─── RECORDS SHOWN ───

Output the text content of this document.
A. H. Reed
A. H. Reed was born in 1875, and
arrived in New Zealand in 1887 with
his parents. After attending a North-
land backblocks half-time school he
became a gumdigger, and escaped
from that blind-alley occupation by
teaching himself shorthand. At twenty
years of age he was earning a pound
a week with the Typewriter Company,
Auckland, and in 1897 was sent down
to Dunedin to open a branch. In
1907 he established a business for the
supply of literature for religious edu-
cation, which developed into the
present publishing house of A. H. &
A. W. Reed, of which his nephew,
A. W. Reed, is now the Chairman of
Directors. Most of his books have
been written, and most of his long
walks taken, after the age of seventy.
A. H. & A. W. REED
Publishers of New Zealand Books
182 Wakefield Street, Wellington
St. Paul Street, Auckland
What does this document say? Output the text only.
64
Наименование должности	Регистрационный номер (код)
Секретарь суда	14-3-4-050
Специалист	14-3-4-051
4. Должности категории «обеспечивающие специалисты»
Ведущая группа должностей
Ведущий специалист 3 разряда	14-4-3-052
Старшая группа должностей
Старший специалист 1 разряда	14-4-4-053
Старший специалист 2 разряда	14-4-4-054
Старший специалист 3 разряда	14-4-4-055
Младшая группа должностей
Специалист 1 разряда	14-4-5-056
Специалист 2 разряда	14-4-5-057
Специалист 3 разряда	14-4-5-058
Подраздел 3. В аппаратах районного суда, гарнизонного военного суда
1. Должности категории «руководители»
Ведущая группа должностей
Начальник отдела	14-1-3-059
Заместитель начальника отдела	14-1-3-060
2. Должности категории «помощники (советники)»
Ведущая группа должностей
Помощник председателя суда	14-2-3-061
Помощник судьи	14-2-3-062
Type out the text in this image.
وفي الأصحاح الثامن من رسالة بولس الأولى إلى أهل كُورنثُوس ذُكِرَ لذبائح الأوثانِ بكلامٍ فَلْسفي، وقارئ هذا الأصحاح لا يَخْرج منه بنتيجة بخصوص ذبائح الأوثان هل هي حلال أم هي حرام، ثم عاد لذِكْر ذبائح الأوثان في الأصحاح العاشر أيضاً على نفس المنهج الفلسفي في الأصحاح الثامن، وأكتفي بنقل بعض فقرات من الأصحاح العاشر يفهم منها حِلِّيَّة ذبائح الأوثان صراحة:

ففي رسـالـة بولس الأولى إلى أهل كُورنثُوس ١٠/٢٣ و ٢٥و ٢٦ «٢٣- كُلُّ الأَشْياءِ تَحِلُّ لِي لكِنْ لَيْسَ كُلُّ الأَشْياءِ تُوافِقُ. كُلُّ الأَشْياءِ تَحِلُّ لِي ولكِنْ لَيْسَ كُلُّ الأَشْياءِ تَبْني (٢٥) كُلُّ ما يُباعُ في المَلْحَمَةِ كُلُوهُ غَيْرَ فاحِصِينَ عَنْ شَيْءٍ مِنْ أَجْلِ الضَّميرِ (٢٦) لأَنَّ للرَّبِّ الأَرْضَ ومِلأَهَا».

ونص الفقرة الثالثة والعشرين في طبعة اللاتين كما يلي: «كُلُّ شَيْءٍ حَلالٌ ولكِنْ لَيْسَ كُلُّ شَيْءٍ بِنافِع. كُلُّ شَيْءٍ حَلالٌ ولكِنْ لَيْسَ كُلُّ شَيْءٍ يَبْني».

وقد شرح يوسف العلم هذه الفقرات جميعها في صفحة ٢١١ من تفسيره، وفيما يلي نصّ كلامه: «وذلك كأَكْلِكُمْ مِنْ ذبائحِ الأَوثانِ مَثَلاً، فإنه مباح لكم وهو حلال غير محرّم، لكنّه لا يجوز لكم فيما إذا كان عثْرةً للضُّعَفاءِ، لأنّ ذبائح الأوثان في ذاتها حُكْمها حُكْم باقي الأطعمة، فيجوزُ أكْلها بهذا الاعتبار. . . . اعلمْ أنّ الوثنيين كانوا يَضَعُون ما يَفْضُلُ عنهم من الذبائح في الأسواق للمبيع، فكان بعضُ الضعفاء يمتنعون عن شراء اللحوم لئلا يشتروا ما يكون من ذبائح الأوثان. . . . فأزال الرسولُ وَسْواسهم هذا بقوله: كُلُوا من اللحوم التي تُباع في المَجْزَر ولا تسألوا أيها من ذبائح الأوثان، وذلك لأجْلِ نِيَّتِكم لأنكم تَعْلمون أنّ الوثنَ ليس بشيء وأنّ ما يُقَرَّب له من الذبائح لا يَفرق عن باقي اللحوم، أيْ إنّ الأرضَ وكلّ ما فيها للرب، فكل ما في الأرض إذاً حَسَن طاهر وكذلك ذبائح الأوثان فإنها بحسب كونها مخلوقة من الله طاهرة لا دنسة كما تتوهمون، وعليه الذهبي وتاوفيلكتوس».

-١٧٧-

───

**WHAT IS NEEDED:**
Give the records above again, word for word.

**TASK RESULT:**
Output the text content of this document.
A. H. Reed
A. H. Reed was born in 1875, and
arrived in New Zealand in 1887 with
his parents. After attending a North-
land backblocks half-time school he
became a gumdigger, and escaped
from that blind-alley occupation by
teaching himself shorthand. At twenty
years of age he was earning a pound
a week with the Typewriter Company,
Auckland, and in 1897 was sent down
to Dunedin to open a branch. In
1907 he established a business for the
supply of literature for religious edu-
cation, which developed into the
present publishing house of A. H. &
A. W. Reed, of which his nephew,
A. W. Reed, is now the Chairman of
Directors. Most of his books have
been written, and most of his long
walks taken, after the age of seventy.
A. H. & A. W. REED
Publishers of New Zealand Books
182 Wakefield Street, Wellington
St. Paul Street, Auckland
What does this document say? Output the text only.
64
Наименование должности	Регистрационный номер (код)
Секретарь суда	14-3-4-050
Специалист	14-3-4-051
4. Должности категории «обеспечивающие специалисты»
Ведущая группа должностей
Ведущий специалист 3 разряда	14-4-3-052
Старшая группа должностей
Старший специалист 1 разряда	14-4-4-053
Старший специалист 2 разряда	14-4-4-054
Старший специалист 3 разряда	14-4-4-055
Младшая группа должностей
Специалист 1 разряда	14-4-5-056
Специалист 2 разряда	14-4-5-057
Специалист 3 разряда	14-4-5-058
Подраздел 3. В аппаратах районного суда, гарнизонного военного суда
1. Должности категории «руководители»
Ведущая группа должностей
Начальник отдела	14-1-3-059
Заместитель начальника отдела	14-1-3-060
2. Должности категории «помощники (советники)»
Ведущая группа должностей
Помощник председателя суда	14-2-3-061
Помощник судьи	14-2-3-062
Type out the text in this image.
وفي الأصحاح الثامن من رسالة بولس الأولى إلى أهل كُورنثُوس ذُكِرَ لذبائح الأوثانِ بكلامٍ فَلْسفي، وقارئ هذا الأصحاح لا يَخْرج منه بنتيجة بخصوص ذبائح الأوثان هل هي حلال أم هي حرام، ثم عاد لذِكْر ذبائح الأوثان في الأصحاح العاشر أيضاً على نفس المنهج الفلسفي في الأصحاح الثامن، وأكتفي بنقل بعض فقرات من الأصحاح العاشر يفهم منها حِلِّيَّة ذبائح الأوثان صراحة:

ففي رسـالـة بولس الأولى إلى أهل كُورنثُوس ١٠/٢٣ و ٢٥و ٢٦ «٢٣- كُلُّ الأَشْياءِ تَحِلُّ لِي لكِنْ لَيْسَ كُلُّ الأَشْياءِ تُوافِقُ. كُلُّ الأَشْياءِ تَحِلُّ لِي ولكِنْ لَيْسَ كُلُّ الأَشْياءِ تَبْني (٢٥) كُلُّ ما يُباعُ في المَلْحَمَةِ كُلُوهُ غَيْرَ فاحِصِينَ عَنْ شَيْءٍ مِنْ أَجْلِ الضَّميرِ (٢٦) لأَنَّ للرَّبِّ الأَرْضَ ومِلأَهَا».

ونص الفقرة الثالثة والعشرين في طبعة اللاتين كما يلي: «كُلُّ شَيْءٍ حَلالٌ ولكِنْ لَيْسَ كُلُّ شَيْءٍ بِنافِع. كُلُّ شَيْءٍ حَلالٌ ولكِنْ لَيْسَ كُلُّ شَيْءٍ يَبْني».

وقد شرح يوسف العلم هذه الفقرات جميعها في صفحة ٢١١ من تفسيره، وفيما يلي نصّ كلامه: «وذلك كأَكْلِكُمْ مِنْ ذبائحِ الأَوثانِ مَثَلاً، فإنه مباح لكم وهو حلال غير محرّم، لكنّه لا يجوز لكم فيما إذا كان عثْرةً للضُّعَفاءِ، لأنّ ذبائح الأوثان في ذاتها حُكْمها حُكْم باقي الأطعمة، فيجوزُ أكْلها بهذا الاعتبار. . . . اعلمْ أنّ الوثنيين كانوا يَضَعُون ما يَفْضُلُ عنهم من الذبائح في الأسواق للمبيع، فكان بعضُ الضعفاء يمتنعون عن شراء اللحوم لئلا يشتروا ما يكون من ذبائح الأوثان. . . . فأزال الرسولُ وَسْواسهم هذا بقوله: كُلُوا من اللحوم التي تُباع في المَجْزَر ولا تسألوا أيها من ذبائح الأوثان، وذلك لأجْلِ نِيَّتِكم لأنكم تَعْلمون أنّ الوثنَ ليس بشيء وأنّ ما يُقَرَّب له من الذبائح لا يَفرق عن باقي اللحوم، أيْ إنّ الأرضَ وكلّ ما فيها للرب، فكل ما في الأرض إذاً حَسَن طاهر وكذلك ذبائح الأوثان فإنها بحسب كونها مخلوقة من الله طاهرة لا دنسة كما تتوهمون، وعليه الذهبي وتاوفيلكتوس».

-١٧٧-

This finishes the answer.